▶ **Work to complete**:
Leave out the pictures and transcribe the rest of the records exactly.
>> Start Input material
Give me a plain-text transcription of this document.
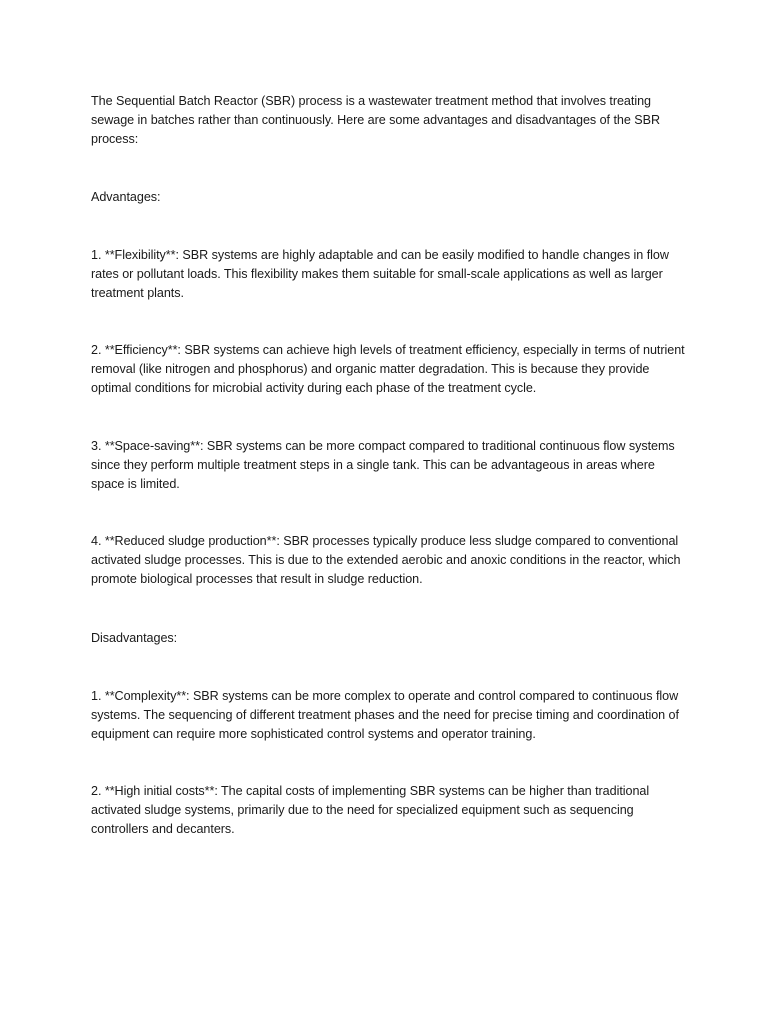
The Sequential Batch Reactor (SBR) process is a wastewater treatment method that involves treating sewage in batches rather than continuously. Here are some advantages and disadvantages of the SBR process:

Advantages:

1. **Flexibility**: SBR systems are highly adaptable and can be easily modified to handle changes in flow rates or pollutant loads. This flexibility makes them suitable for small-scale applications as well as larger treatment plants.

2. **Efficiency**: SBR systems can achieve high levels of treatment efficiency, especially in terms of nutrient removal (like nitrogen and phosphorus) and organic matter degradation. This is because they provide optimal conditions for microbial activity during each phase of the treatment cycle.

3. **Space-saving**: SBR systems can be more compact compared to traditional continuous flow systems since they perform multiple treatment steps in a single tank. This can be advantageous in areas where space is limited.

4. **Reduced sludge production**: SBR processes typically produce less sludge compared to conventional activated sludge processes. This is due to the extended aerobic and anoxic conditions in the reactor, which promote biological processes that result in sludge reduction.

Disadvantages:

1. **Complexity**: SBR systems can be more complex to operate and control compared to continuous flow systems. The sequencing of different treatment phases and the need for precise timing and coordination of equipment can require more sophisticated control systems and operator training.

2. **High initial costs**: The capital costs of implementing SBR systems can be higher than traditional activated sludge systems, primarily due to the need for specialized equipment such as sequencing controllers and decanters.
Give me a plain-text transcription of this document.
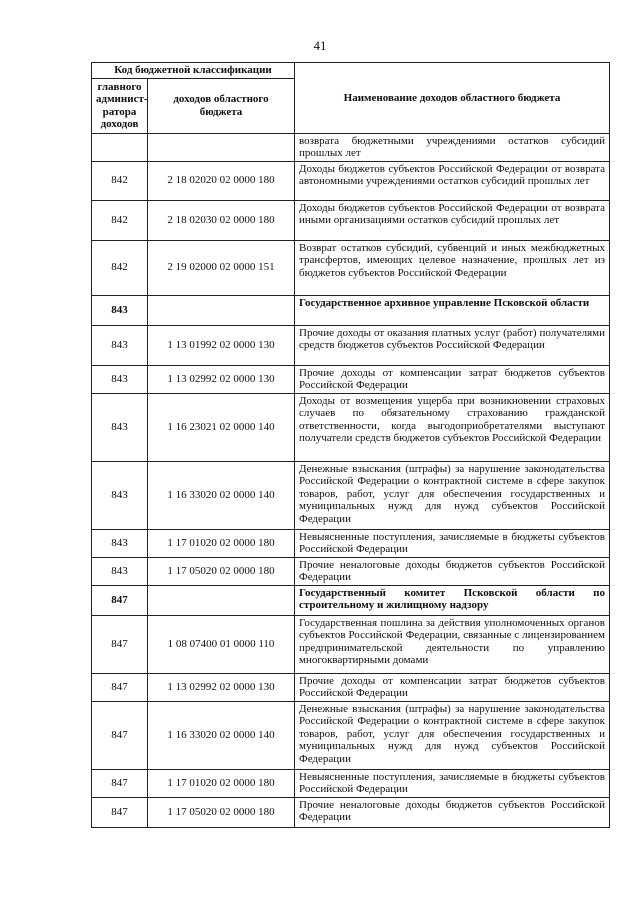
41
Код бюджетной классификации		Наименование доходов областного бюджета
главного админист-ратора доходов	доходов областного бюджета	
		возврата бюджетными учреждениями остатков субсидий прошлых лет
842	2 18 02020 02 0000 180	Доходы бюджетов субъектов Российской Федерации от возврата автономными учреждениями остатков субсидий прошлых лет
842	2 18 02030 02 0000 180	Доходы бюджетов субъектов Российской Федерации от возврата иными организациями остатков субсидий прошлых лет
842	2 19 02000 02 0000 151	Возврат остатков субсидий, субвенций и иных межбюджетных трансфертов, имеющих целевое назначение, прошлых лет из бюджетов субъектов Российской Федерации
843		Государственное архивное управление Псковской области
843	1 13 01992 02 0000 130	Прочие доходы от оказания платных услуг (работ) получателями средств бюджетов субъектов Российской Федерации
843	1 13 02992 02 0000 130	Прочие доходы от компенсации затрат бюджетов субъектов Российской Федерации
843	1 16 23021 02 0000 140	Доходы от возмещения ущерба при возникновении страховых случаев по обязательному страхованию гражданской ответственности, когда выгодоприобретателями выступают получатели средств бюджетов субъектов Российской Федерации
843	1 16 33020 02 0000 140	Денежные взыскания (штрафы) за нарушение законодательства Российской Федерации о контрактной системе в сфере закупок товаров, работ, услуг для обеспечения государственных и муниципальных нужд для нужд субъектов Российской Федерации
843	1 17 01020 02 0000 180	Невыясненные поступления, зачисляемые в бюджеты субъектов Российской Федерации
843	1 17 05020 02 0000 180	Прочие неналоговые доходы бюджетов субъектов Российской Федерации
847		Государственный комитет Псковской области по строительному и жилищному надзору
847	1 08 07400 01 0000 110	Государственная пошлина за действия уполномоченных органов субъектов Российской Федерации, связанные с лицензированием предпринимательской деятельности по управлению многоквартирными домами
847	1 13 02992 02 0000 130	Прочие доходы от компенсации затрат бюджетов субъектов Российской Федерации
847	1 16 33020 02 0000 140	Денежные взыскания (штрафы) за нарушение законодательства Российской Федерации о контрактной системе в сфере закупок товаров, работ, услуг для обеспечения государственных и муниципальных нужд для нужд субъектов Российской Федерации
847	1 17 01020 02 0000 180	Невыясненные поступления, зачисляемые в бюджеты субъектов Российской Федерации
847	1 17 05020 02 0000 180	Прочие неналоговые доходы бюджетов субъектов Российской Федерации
>> End Input material
▶ **Solution to this exercise**:
Give me a plain-text transcription of this document.
The Sequential Batch Reactor (SBR) process is a wastewater treatment method that involves treating sewage in batches rather than continuously. Here are some advantages and disadvantages of the SBR process:

Advantages:

1. **Flexibility**: SBR systems are highly adaptable and can be easily modified to handle changes in flow rates or pollutant loads. This flexibility makes them suitable for small-scale applications as well as larger treatment plants.

2. **Efficiency**: SBR systems can achieve high levels of treatment efficiency, especially in terms of nutrient removal (like nitrogen and phosphorus) and organic matter degradation. This is because they provide optimal conditions for microbial activity during each phase of the treatment cycle.

3. **Space-saving**: SBR systems can be more compact compared to traditional continuous flow systems since they perform multiple treatment steps in a single tank. This can be advantageous in areas where space is limited.

4. **Reduced sludge production**: SBR processes typically produce less sludge compared to conventional activated sludge processes. This is due to the extended aerobic and anoxic conditions in the reactor, which promote biological processes that result in sludge reduction.

Disadvantages:

1. **Complexity**: SBR systems can be more complex to operate and control compared to continuous flow systems. The sequencing of different treatment phases and the need for precise timing and coordination of equipment can require more sophisticated control systems and operator training.

2. **High initial costs**: The capital costs of implementing SBR systems can be higher than traditional activated sludge systems, primarily due to the need for specialized equipment such as sequencing controllers and decanters.
Give me a plain-text transcription of this document.
41
Код бюджетной классификации		Наименование доходов областного бюджета
главного админист-ратора доходов	доходов областного бюджета	
		возврата бюджетными учреждениями остатков субсидий прошлых лет
842	2 18 02020 02 0000 180	Доходы бюджетов субъектов Российской Федерации от возврата автономными учреждениями остатков субсидий прошлых лет
842	2 18 02030 02 0000 180	Доходы бюджетов субъектов Российской Федерации от возврата иными организациями остатков субсидий прошлых лет
842	2 19 02000 02 0000 151	Возврат остатков субсидий, субвенций и иных межбюджетных трансфертов, имеющих целевое назначение, прошлых лет из бюджетов субъектов Российской Федерации
843		Государственное архивное управление Псковской области
843	1 13 01992 02 0000 130	Прочие доходы от оказания платных услуг (работ) получателями средств бюджетов субъектов Российской Федерации
843	1 13 02992 02 0000 130	Прочие доходы от компенсации затрат бюджетов субъектов Российской Федерации
843	1 16 23021 02 0000 140	Доходы от возмещения ущерба при возникновении страховых случаев по обязательному страхованию гражданской ответственности, когда выгодоприобретателями выступают получатели средств бюджетов субъектов Российской Федерации
843	1 16 33020 02 0000 140	Денежные взыскания (штрафы) за нарушение законодательства Российской Федерации о контрактной системе в сфере закупок товаров, работ, услуг для обеспечения государственных и муниципальных нужд для нужд субъектов Российской Федерации
843	1 17 01020 02 0000 180	Невыясненные поступления, зачисляемые в бюджеты субъектов Российской Федерации
843	1 17 05020 02 0000 180	Прочие неналоговые доходы бюджетов субъектов Российской Федерации
847		Государственный комитет Псковской области по строительному и жилищному надзору
847	1 08 07400 01 0000 110	Государственная пошлина за действия уполномоченных органов субъектов Российской Федерации, связанные с лицензированием предпринимательской деятельности по управлению многоквартирными домами
847	1 13 02992 02 0000 130	Прочие доходы от компенсации затрат бюджетов субъектов Российской Федерации
847	1 16 33020 02 0000 140	Денежные взыскания (штрафы) за нарушение законодательства Российской Федерации о контрактной системе в сфере закупок товаров, работ, услуг для обеспечения государственных и муниципальных нужд для нужд субъектов Российской Федерации
847	1 17 01020 02 0000 180	Невыясненные поступления, зачисляемые в бюджеты субъектов Российской Федерации
847	1 17 05020 02 0000 180	Прочие неналоговые доходы бюджетов субъектов Российской Федерации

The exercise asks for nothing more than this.